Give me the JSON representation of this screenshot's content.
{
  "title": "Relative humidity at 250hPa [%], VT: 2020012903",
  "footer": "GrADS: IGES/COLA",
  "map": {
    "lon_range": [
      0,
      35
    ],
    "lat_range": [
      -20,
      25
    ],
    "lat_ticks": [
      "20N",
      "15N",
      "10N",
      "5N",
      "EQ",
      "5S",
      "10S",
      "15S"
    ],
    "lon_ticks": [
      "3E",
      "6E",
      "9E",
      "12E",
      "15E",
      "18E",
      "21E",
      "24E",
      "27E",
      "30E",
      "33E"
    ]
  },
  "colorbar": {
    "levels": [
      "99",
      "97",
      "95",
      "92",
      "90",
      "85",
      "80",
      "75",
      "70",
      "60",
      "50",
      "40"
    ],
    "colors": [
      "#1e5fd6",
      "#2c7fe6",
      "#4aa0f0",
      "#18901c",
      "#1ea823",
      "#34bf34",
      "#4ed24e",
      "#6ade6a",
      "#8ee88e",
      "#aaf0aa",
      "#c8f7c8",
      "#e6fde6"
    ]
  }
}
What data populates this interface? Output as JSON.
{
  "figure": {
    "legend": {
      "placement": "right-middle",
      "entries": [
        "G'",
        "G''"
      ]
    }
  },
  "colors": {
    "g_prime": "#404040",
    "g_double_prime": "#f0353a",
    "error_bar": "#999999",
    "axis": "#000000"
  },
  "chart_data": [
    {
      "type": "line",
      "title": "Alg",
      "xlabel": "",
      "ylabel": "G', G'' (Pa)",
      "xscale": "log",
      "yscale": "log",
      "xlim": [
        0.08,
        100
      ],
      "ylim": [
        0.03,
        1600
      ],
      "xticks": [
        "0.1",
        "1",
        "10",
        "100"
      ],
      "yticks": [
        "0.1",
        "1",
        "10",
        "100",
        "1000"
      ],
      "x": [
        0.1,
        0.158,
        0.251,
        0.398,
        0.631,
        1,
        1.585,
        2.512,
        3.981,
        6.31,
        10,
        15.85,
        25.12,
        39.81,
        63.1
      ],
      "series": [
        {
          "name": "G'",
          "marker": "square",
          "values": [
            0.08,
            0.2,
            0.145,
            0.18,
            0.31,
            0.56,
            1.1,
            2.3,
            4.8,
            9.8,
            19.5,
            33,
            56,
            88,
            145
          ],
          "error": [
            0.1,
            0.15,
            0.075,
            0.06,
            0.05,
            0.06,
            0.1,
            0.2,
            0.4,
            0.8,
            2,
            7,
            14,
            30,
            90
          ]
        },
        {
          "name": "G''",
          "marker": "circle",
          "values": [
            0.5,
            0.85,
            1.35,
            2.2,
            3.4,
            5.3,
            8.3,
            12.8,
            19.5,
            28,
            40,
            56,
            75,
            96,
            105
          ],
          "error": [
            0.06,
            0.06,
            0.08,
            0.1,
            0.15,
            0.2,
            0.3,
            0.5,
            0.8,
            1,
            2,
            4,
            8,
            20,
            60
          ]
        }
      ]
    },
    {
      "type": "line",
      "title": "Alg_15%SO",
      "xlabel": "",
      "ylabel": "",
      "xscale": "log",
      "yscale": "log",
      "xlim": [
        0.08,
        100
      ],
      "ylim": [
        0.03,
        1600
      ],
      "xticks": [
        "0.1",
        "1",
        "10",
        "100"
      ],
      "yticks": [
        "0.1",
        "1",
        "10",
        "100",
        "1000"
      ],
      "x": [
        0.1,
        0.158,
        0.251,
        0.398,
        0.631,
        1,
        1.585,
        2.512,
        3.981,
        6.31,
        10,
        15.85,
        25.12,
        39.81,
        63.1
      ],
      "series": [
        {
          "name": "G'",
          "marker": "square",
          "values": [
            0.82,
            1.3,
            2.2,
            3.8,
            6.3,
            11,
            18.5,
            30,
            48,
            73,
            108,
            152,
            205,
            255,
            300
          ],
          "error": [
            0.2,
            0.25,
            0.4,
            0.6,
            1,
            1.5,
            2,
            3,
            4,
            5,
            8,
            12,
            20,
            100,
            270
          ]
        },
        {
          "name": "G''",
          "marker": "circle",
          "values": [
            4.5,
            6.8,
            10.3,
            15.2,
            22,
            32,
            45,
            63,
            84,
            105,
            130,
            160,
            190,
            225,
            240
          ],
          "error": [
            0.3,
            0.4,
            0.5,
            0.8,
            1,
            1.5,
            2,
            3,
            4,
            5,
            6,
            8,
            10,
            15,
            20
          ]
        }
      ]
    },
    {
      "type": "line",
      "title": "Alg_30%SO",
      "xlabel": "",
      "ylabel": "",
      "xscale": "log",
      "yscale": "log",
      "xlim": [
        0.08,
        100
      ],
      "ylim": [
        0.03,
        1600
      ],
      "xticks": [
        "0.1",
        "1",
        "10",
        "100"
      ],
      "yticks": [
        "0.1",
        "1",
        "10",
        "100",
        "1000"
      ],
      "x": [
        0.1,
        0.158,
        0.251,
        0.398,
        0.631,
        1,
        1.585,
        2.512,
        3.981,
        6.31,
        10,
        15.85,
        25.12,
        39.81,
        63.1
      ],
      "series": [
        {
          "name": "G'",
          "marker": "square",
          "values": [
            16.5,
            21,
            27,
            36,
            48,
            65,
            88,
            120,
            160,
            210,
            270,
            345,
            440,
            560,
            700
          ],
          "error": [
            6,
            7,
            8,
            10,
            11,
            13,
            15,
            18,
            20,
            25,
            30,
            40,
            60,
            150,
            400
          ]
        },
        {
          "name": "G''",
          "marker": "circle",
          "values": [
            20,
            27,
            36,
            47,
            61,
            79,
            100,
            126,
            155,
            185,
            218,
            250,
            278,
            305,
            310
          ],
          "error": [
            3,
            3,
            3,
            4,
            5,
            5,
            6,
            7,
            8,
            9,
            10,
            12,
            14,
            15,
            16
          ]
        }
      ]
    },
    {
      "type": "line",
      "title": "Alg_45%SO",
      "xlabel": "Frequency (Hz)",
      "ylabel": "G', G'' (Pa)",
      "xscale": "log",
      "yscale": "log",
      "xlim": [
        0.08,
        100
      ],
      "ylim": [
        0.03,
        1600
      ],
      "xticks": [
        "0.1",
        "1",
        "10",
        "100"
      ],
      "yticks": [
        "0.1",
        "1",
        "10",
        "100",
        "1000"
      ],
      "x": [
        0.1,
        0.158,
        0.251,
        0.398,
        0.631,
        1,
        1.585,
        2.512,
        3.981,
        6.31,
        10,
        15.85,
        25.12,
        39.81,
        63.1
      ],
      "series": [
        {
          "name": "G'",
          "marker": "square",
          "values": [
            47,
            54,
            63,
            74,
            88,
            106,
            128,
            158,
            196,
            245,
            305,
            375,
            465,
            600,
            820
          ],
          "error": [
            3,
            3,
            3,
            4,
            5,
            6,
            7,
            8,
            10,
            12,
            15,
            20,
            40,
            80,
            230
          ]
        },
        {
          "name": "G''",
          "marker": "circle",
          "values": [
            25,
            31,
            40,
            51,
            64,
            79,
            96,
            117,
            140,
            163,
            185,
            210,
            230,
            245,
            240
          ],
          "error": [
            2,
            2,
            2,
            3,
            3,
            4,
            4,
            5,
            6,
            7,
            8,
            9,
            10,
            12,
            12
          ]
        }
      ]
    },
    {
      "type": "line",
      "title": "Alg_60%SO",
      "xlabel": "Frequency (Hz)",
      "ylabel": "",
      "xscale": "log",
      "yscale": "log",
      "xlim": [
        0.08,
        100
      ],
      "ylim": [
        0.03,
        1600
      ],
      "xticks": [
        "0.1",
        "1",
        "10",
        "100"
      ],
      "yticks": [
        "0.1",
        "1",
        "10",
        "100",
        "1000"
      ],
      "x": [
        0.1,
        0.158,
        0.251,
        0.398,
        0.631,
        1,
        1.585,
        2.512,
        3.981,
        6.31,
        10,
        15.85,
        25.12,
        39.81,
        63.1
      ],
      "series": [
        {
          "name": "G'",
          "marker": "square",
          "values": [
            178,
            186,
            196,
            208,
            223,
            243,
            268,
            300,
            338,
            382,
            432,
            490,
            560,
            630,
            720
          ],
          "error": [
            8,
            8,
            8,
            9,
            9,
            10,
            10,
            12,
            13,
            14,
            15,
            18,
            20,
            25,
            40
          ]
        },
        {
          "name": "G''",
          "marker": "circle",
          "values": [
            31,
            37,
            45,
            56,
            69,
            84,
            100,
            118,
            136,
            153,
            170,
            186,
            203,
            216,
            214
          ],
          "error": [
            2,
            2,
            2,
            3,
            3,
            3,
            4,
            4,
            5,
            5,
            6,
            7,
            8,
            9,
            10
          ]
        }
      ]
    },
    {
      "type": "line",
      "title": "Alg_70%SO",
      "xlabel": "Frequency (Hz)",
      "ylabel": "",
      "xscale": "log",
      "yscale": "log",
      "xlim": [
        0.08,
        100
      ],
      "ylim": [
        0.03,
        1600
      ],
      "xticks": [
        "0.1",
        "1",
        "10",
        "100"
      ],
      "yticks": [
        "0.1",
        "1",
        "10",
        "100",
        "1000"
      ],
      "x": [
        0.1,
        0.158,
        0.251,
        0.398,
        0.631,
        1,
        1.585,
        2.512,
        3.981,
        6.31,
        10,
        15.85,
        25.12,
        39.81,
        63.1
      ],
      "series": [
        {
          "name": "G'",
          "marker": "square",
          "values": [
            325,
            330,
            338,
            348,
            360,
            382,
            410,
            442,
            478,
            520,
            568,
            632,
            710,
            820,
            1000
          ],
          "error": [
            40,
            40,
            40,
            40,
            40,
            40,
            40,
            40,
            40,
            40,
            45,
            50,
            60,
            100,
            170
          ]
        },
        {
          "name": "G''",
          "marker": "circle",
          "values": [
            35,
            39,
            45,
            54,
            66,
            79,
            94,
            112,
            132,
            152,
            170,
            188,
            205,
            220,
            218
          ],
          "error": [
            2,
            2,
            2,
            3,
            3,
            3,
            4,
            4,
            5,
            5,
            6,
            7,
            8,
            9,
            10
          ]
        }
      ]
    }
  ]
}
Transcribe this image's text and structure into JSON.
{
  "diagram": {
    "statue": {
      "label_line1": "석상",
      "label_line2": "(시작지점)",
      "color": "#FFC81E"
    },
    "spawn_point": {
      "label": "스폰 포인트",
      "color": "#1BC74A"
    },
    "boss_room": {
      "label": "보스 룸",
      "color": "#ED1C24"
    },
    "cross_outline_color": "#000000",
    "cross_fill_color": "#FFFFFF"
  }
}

----

Repeat word for word the lines running from the line containing "Transcribe this image's" to the end of the entries above, inclusive.

* **Task response**
Transcribe this image's text and structure into JSON.
{
  "diagram": {
    "statue": {
      "label_line1": "석상",
      "label_line2": "(시작지점)",
      "color": "#FFC81E"
    },
    "spawn_point": {
      "label": "스폰 포인트",
      "color": "#1BC74A"
    },
    "boss_room": {
      "label": "보스 룸",
      "color": "#ED1C24"
    },
    "cross_outline_color": "#000000",
    "cross_fill_color": "#FFFFFF"
  }
}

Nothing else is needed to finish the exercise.